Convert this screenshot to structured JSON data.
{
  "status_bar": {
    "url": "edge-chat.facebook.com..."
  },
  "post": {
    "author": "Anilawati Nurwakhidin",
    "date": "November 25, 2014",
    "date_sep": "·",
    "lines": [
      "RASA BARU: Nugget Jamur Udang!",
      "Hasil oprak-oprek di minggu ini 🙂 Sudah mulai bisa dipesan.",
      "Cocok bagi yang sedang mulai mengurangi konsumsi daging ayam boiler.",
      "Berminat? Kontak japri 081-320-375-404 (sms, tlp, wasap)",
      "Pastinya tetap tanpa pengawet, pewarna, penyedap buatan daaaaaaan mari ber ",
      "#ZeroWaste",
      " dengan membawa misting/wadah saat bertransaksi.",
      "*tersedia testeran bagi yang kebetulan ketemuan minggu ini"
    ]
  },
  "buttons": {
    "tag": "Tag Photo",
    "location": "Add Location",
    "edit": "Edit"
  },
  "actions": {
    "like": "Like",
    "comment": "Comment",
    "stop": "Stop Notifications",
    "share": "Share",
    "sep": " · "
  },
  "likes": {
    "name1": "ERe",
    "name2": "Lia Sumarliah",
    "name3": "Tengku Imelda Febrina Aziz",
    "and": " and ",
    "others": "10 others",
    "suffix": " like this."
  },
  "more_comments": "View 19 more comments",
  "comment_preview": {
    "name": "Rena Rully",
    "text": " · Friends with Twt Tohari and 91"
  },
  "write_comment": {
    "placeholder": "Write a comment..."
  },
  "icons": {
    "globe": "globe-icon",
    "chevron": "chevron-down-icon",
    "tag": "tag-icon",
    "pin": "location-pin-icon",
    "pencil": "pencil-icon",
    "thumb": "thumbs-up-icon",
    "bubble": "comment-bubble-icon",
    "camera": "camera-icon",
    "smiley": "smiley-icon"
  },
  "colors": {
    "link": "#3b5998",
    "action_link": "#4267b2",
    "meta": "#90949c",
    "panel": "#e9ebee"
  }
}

#####

• [What this task involves] Select every line of the material above holding the word "minggu" and copy it.

• [Answer to the exercise]
      "Hasil oprak-oprek di minggu ini 🙂 Sudah mulai bisa dipesan.",
      "*tersedia testeran bagi yang kebetulan ketemuan minggu ini"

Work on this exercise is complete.